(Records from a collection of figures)
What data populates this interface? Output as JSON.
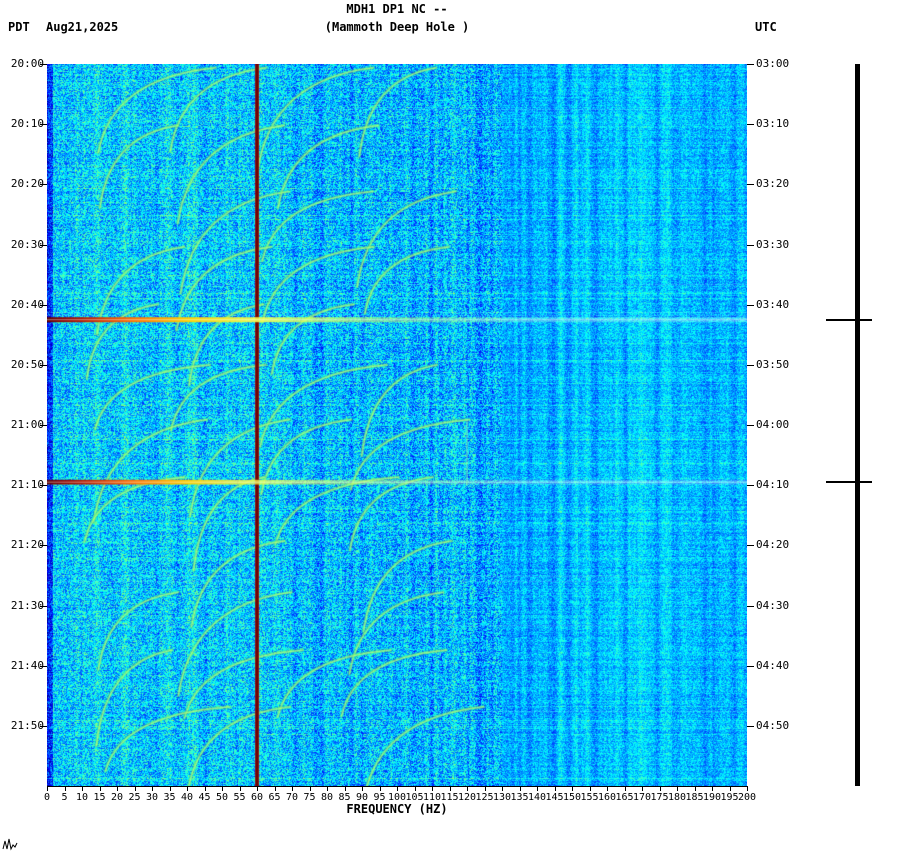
{
  "header": {
    "left_tz": "PDT",
    "date": "Aug21,2025",
    "title": "MDH1 DP1 NC --",
    "subtitle": "(Mammoth Deep Hole )",
    "right_tz": "UTC"
  },
  "chart_data": {
    "type": "heatmap",
    "title": "MDH1 DP1 NC --",
    "subtitle": "(Mammoth Deep Hole )",
    "xlabel": "FREQUENCY (HZ)",
    "x_range_hz": [
      0,
      200
    ],
    "x_tick_step_hz": 5,
    "x_tick_labels": [
      "0",
      "5",
      "10",
      "15",
      "20",
      "25",
      "30",
      "35",
      "40",
      "45",
      "50",
      "55",
      "60",
      "65",
      "70",
      "75",
      "80",
      "85",
      "90",
      "95",
      "100",
      "105",
      "110",
      "115",
      "120",
      "125",
      "130",
      "135",
      "140",
      "145",
      "150",
      "155",
      "160",
      "165",
      "170",
      "175",
      "180",
      "185",
      "190",
      "195",
      "200"
    ],
    "duration_minutes": 120,
    "left_time_labels": [
      "20:00",
      "20:10",
      "20:20",
      "20:30",
      "20:40",
      "20:50",
      "21:00",
      "21:10",
      "21:20",
      "21:30",
      "21:40",
      "21:50"
    ],
    "right_time_labels": [
      "03:00",
      "03:10",
      "03:20",
      "03:30",
      "03:40",
      "03:50",
      "04:00",
      "04:10",
      "04:20",
      "04:30",
      "04:40",
      "04:50"
    ],
    "colormap": "jet",
    "features": {
      "mains_interference": {
        "hz": 60,
        "color": "#8b0000"
      },
      "harmonic_segment": {
        "hz": 120,
        "start_minute": 59,
        "end_minute": 70
      },
      "events": [
        {
          "minute": 42.5,
          "pdt": "20:42",
          "utc": "03:42",
          "strength": 1.0,
          "description": "broadband signal across all frequencies"
        },
        {
          "minute": 69.5,
          "pdt": "21:09",
          "utc": "04:09",
          "strength": 0.85,
          "description": "broadband signal across all frequencies"
        }
      ],
      "arc_families": {
        "count": 12,
        "first_start_minute": 1.0,
        "period_minutes": 9.7,
        "duration_minutes": 14,
        "base_freqs_hz": [
          14,
          39,
          63,
          87
        ],
        "rise_hz": 27
      }
    },
    "palette": {
      "background_blue": "#00a6e8",
      "speckle_green": "#4dff99",
      "arc_yellow_green": "#b4ff50",
      "event_dark_red": "#8b0000",
      "event_yellow": "#ffff46",
      "mains_line_red": "#960c08",
      "axis_black": "#000000"
    }
  }
}
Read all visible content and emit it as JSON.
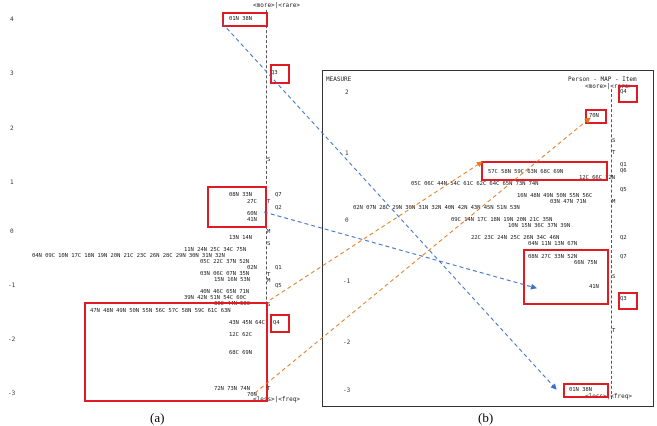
{
  "colors": {
    "box": "#e01b24",
    "blue_arrow": "#3a6fc4",
    "orange_arrow": "#e07b22"
  },
  "panel_a": {
    "label": "(a)",
    "header": "<more>|<rare>",
    "footer": "<less>|<freq>",
    "y_ticks": [
      "4",
      "3",
      "2",
      "1",
      "0",
      "-1",
      "-2",
      "-3"
    ],
    "persons": [
      "01N 38N",
      "08N 33N",
      "27C",
      "60N",
      "41N",
      "13N 14N",
      "11N 24N 25C 34C 75N",
      "04N 09C 10N 17C 18N 19N 20N 21C 23C 26N 28C 29N 30N 31N 32N",
      "05C 22C 37N 52N",
      "02N",
      "03N 06C 07N 35N",
      "15N 16N 53N",
      "40N 46C 65N 71N",
      "39N 42N 51N 54C 60C",
      "36C 44N 50C",
      "47N 48N 49N 50N 55N 56C 57C 58N 59C 61C 63N",
      "43N 45N 64C",
      "12C 62C",
      "68C 69N",
      "72N 73N 74N",
      "70N"
    ],
    "items": [
      "Q3",
      "Q7",
      "Q2",
      "Q1",
      "Q5",
      "Q4",
      "Q6"
    ],
    "axis_letters": [
      "S",
      "T",
      "M",
      "S",
      "T",
      "M",
      "S",
      "T"
    ]
  },
  "panel_b": {
    "label": "(b)",
    "title_left": "MEASURE",
    "title_right": "Person - MAP - Item",
    "header": "<more>|<rare>",
    "footer": "<less>|<freq>",
    "y_ticks": [
      "2",
      "1",
      "0",
      "-1",
      "-2",
      "-3"
    ],
    "persons": [
      "70N",
      "57C 58N 59C 63N 68C 69N",
      "12C 66C 72N",
      "05C 06C 44N 54C 61C 62C 64C 65N 73N 74N",
      "16N 48N 49N 50N 55N 56C",
      "03N 47N 71N",
      "02N 07N 28C 29N 30N 31N 32N 40N 42N 43N 45N 51N 53N",
      "09C 14N 17C 18N 19N 20N 21C 35N",
      "10N 15N 36C 37N 39N",
      "22C 23C 24N 25C 26N 34C 46N",
      "04N 11N 13N 67N",
      "08N 27C 33N 52N",
      "66N 75N",
      "41N",
      "01N 38N"
    ],
    "items": [
      "Q4",
      "Q1",
      "Q6",
      "Q5",
      "Q2",
      "Q7",
      "Q3"
    ],
    "axis_letters": [
      "S",
      "T",
      "M",
      "S",
      "T"
    ]
  }
}
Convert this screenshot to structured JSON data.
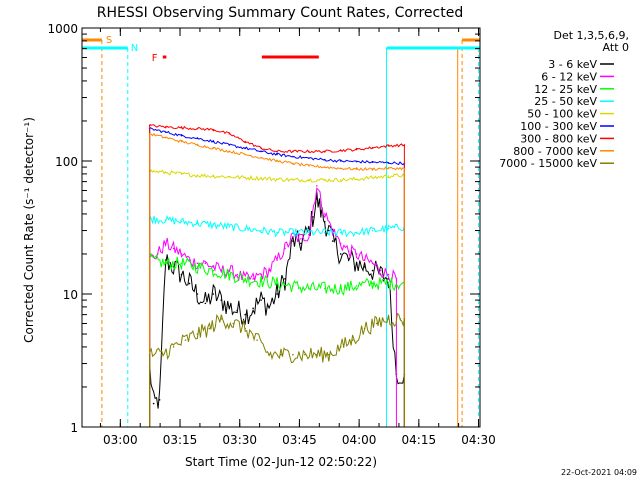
{
  "chart_data": {
    "type": "line",
    "title": "RHESSI Observing Summary Count Rates, Corrected",
    "xlabel": "Start Time (02-Jun-12 02:50:22)",
    "ylabel": "Corrected Count Rate (s⁻¹ detector⁻¹)",
    "x_unit": "minutes since 02:50:22",
    "x_range": [
      0,
      100
    ],
    "y_scale": "log",
    "y_range": [
      1,
      1000
    ],
    "x_ticks": [
      {
        "value": 9.63,
        "label": "03:00"
      },
      {
        "value": 24.63,
        "label": "03:15"
      },
      {
        "value": 39.63,
        "label": "03:30"
      },
      {
        "value": 54.63,
        "label": "03:45"
      },
      {
        "value": 69.63,
        "label": "04:00"
      },
      {
        "value": 84.63,
        "label": "04:15"
      },
      {
        "value": 99.63,
        "label": "04:30"
      }
    ],
    "y_ticks": [
      {
        "value": 1,
        "label": "1"
      },
      {
        "value": 10,
        "label": "10"
      },
      {
        "value": 100,
        "label": "100"
      },
      {
        "value": 1000,
        "label": "1000"
      }
    ],
    "legend_header": [
      "Det 1,3,5,6,9,",
      "Att 0"
    ],
    "legend_placement": "right",
    "series": [
      {
        "name": "3 - 6 keV",
        "color": "#000000",
        "x": [
          17,
          18,
          19.5,
          21,
          23,
          25,
          27,
          29,
          31,
          33,
          35,
          37,
          39,
          41,
          43,
          45,
          47,
          49,
          51,
          53,
          55,
          57,
          58,
          59,
          60,
          61,
          62,
          63,
          65,
          67,
          69,
          71,
          73,
          75,
          77,
          79,
          81
        ],
        "y": [
          2.8,
          1.5,
          1.6,
          18,
          16,
          14,
          12,
          10,
          8.5,
          10,
          9,
          8,
          7.5,
          7,
          7.8,
          9,
          8,
          10,
          13,
          25,
          24,
          30,
          38,
          52,
          42,
          35,
          30,
          25,
          20,
          18,
          17,
          16,
          15,
          14,
          13,
          2.5,
          2.5
        ]
      },
      {
        "name": "6 - 12 keV",
        "color": "#ff00ff",
        "x": [
          17,
          19,
          21,
          23,
          25,
          27,
          29,
          31,
          33,
          35,
          37,
          39,
          41,
          43,
          45,
          47,
          49,
          51,
          53,
          55,
          57,
          59,
          61,
          63,
          65,
          67,
          69,
          71,
          73,
          75,
          77,
          79
        ],
        "y": [
          18,
          20,
          24,
          22,
          20,
          18,
          17,
          17,
          16,
          15,
          15,
          14,
          13,
          13,
          14,
          15,
          18,
          22,
          27,
          26,
          28,
          65,
          40,
          30,
          24,
          21,
          20,
          18,
          17,
          15,
          14,
          13
        ]
      },
      {
        "name": "12 - 25 keV",
        "color": "#00ff00",
        "x": [
          17,
          21,
          25,
          29,
          33,
          37,
          41,
          45,
          49,
          53,
          57,
          61,
          65,
          69,
          73,
          77,
          81
        ],
        "y": [
          18,
          17,
          17,
          16,
          15,
          14,
          13,
          12.5,
          12,
          11.5,
          11,
          11,
          11,
          11.5,
          12,
          12,
          12
        ]
      },
      {
        "name": "25 - 50 keV",
        "color": "#00ffff",
        "x": [
          17,
          21,
          25,
          29,
          33,
          37,
          41,
          45,
          49,
          53,
          57,
          61,
          65,
          69,
          73,
          77,
          81
        ],
        "y": [
          37,
          36,
          35,
          34,
          33,
          32,
          31,
          30,
          29,
          29,
          29,
          29,
          29,
          29,
          30,
          31,
          32
        ]
      },
      {
        "name": "50 - 100 keV",
        "color": "#d9d900",
        "x": [
          17,
          21,
          25,
          29,
          33,
          37,
          41,
          45,
          49,
          53,
          57,
          61,
          65,
          69,
          73,
          77,
          81
        ],
        "y": [
          84,
          82,
          80,
          78,
          77,
          76,
          75,
          74,
          73,
          72,
          72,
          72,
          72,
          73,
          75,
          77,
          78
        ]
      },
      {
        "name": "100 - 300 keV",
        "color": "#0000ff",
        "x": [
          17,
          21,
          25,
          29,
          33,
          37,
          41,
          45,
          49,
          53,
          57,
          61,
          65,
          69,
          73,
          77,
          81
        ],
        "y": [
          175,
          165,
          155,
          148,
          140,
          132,
          125,
          118,
          112,
          108,
          105,
          102,
          100,
          99,
          98,
          97,
          96
        ]
      },
      {
        "name": "300 - 800 keV",
        "color": "#ff0000",
        "x": [
          17,
          21,
          25,
          29,
          33,
          37,
          41,
          45,
          49,
          53,
          57,
          61,
          65,
          69,
          73,
          77,
          81
        ],
        "y": [
          185,
          180,
          178,
          175,
          172,
          160,
          140,
          125,
          118,
          118,
          118,
          118,
          120,
          122,
          126,
          130,
          132
        ]
      },
      {
        "name": "800 - 7000 keV",
        "color": "#ff8800",
        "x": [
          17,
          21,
          25,
          29,
          33,
          37,
          41,
          45,
          49,
          53,
          57,
          61,
          65,
          69,
          73,
          77,
          81
        ],
        "y": [
          160,
          150,
          140,
          132,
          125,
          118,
          112,
          106,
          100,
          96,
          92,
          90,
          88,
          87,
          87,
          88,
          88
        ]
      },
      {
        "name": "7000 - 15000 keV",
        "color": "#808000",
        "x": [
          17,
          20,
          23,
          26,
          29,
          32,
          35,
          38,
          41,
          44,
          47,
          50,
          53,
          56,
          59,
          62,
          65,
          68,
          71,
          74,
          77,
          80,
          81
        ],
        "y": [
          3.5,
          3.5,
          4,
          4.5,
          5,
          5.5,
          6.5,
          6,
          5.5,
          4.5,
          3.5,
          3.5,
          3.5,
          3.5,
          3.5,
          3.5,
          4,
          4.5,
          5.5,
          6,
          6.5,
          6.5,
          6.5
        ]
      }
    ],
    "annotations": {
      "saa_label": "S",
      "night_label": "N",
      "flare_label": "F",
      "saa_intervals": [
        [
          0,
          5
        ],
        [
          95.5,
          100
        ]
      ],
      "night_intervals": [
        [
          0,
          11.5
        ],
        [
          76.5,
          100
        ]
      ],
      "flare_intervals": [
        [
          20.3,
          21.2
        ],
        [
          45.2,
          59.5
        ]
      ],
      "saa_color": "#ff8800",
      "night_color": "#00ffff",
      "flare_color": "#ff0000"
    }
  },
  "footer": {
    "timestamp": "22-Oct-2021 04:09"
  }
}
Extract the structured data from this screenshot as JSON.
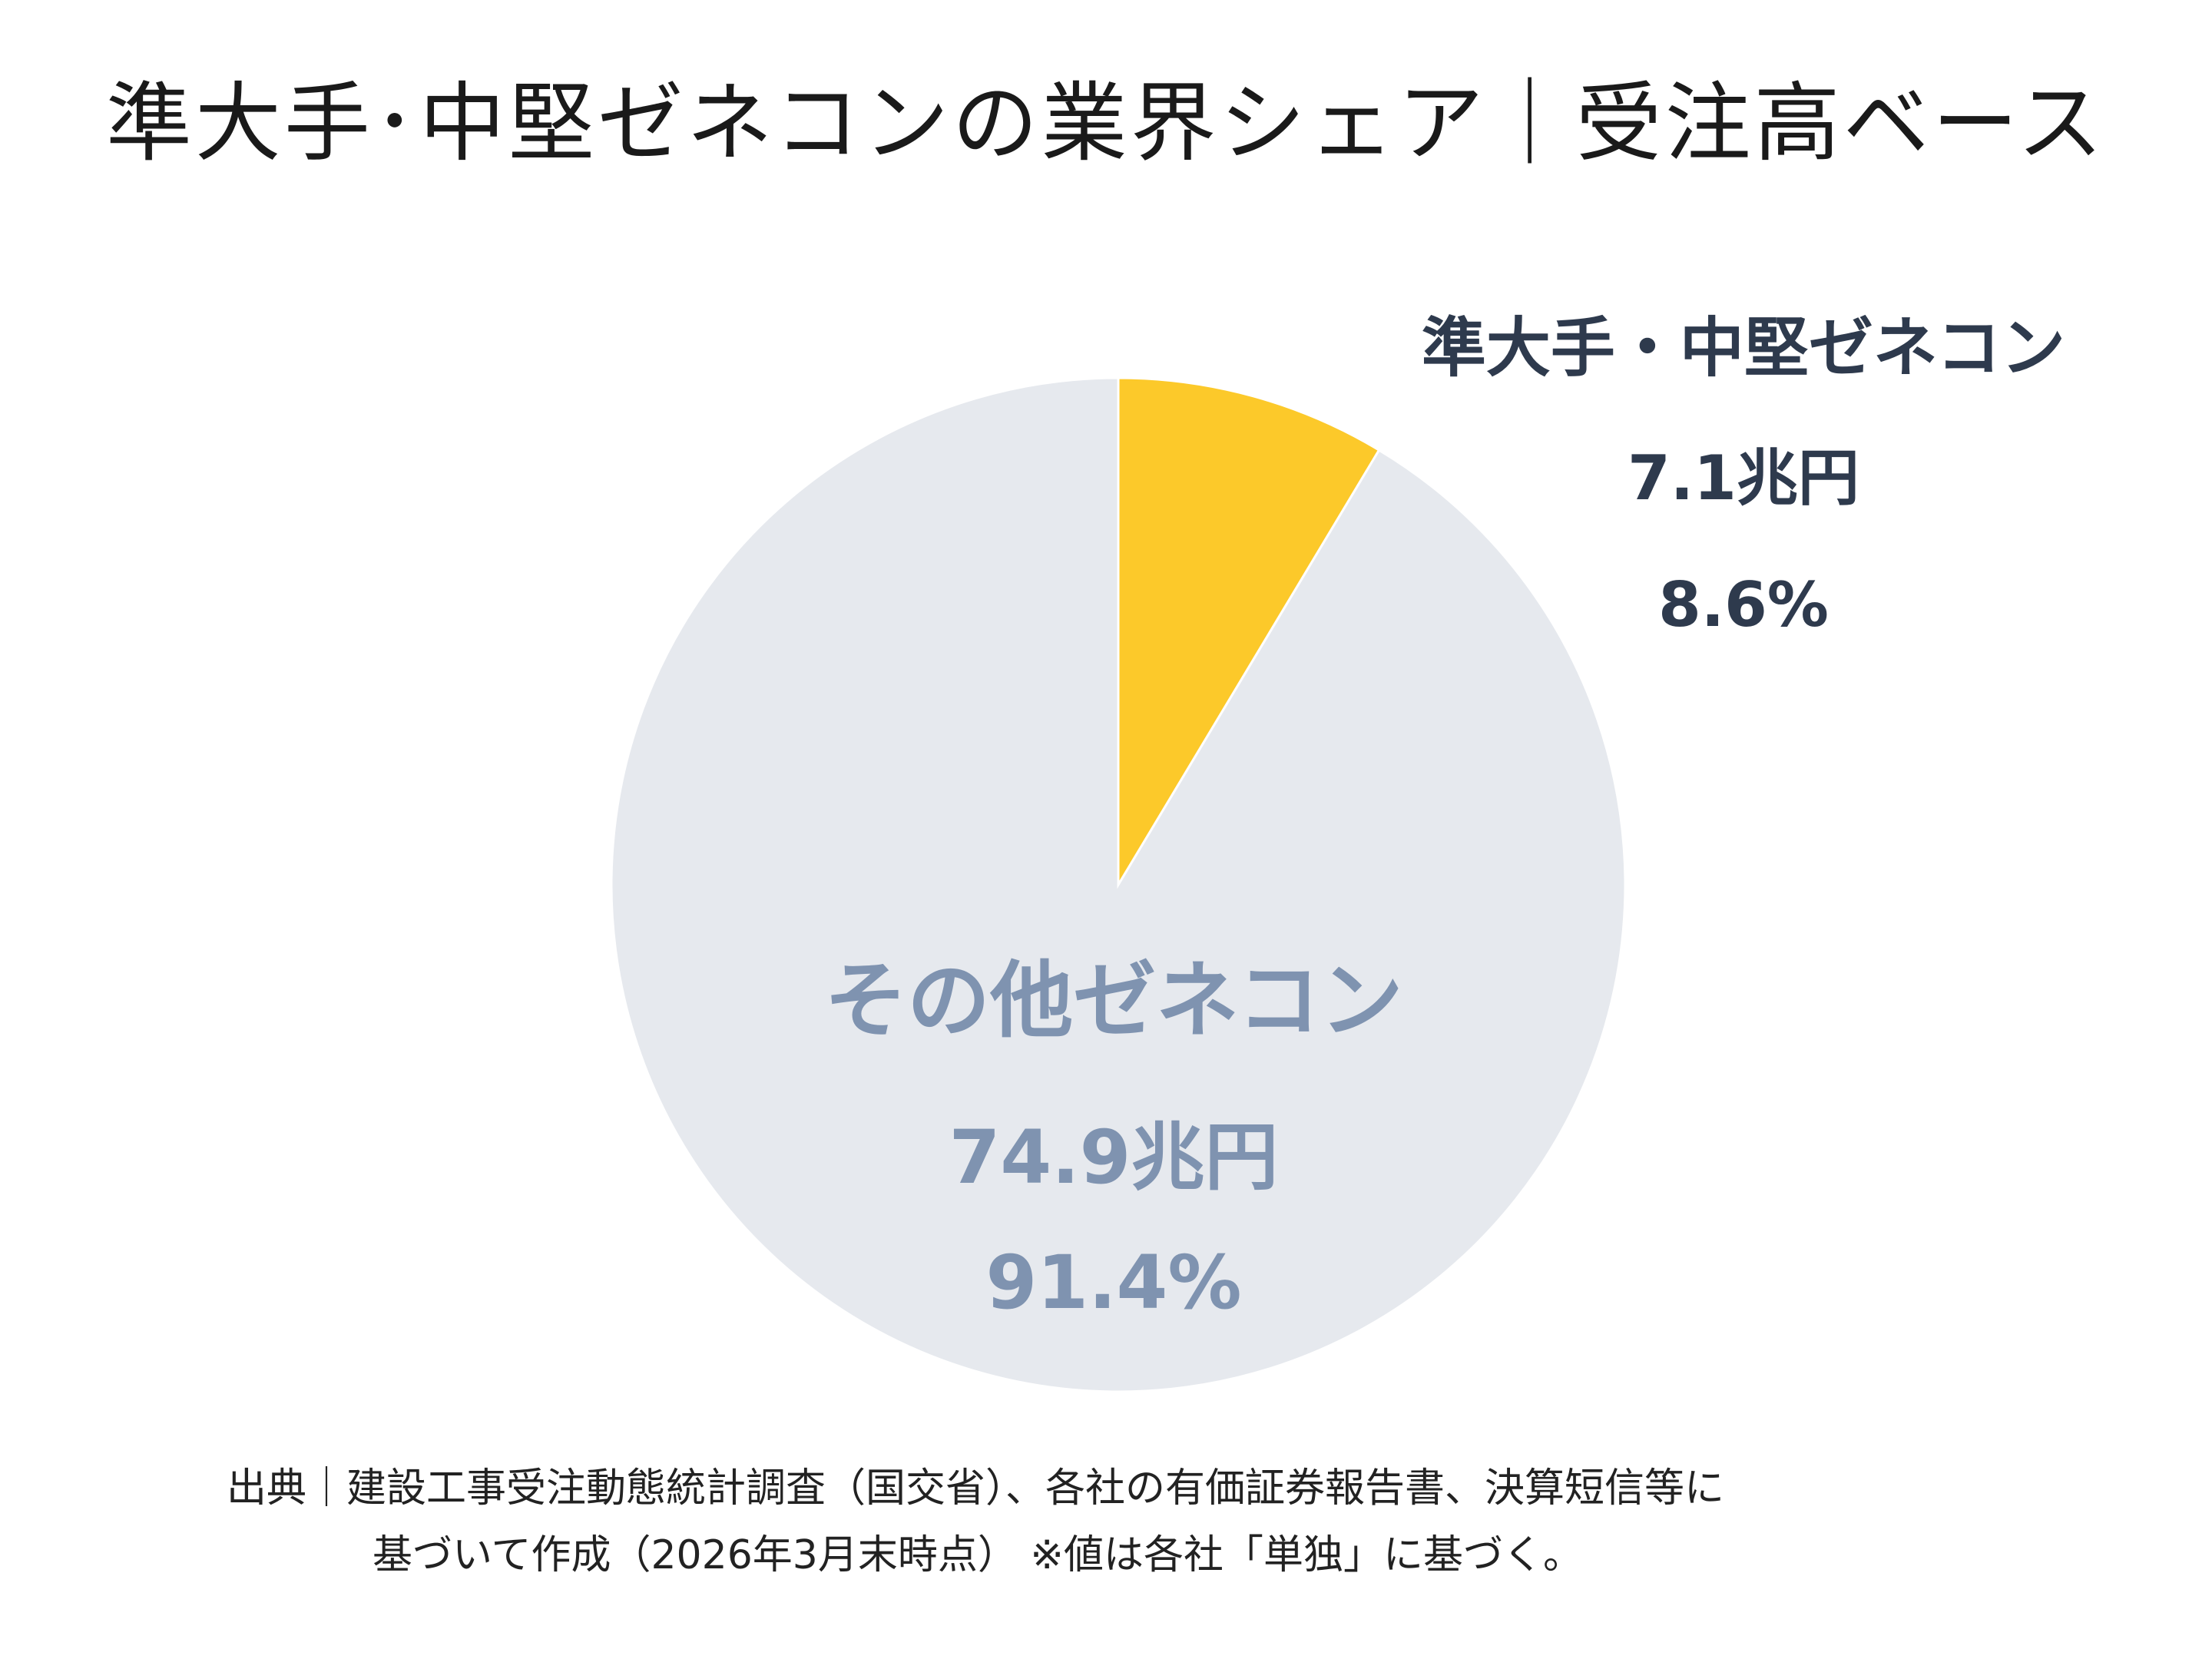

PROBLEM STATEMENT: Each line that has the word "JSON" counts once. How many such lines are in the data? Give the number alone.

WRITTEN RESPONSE: 4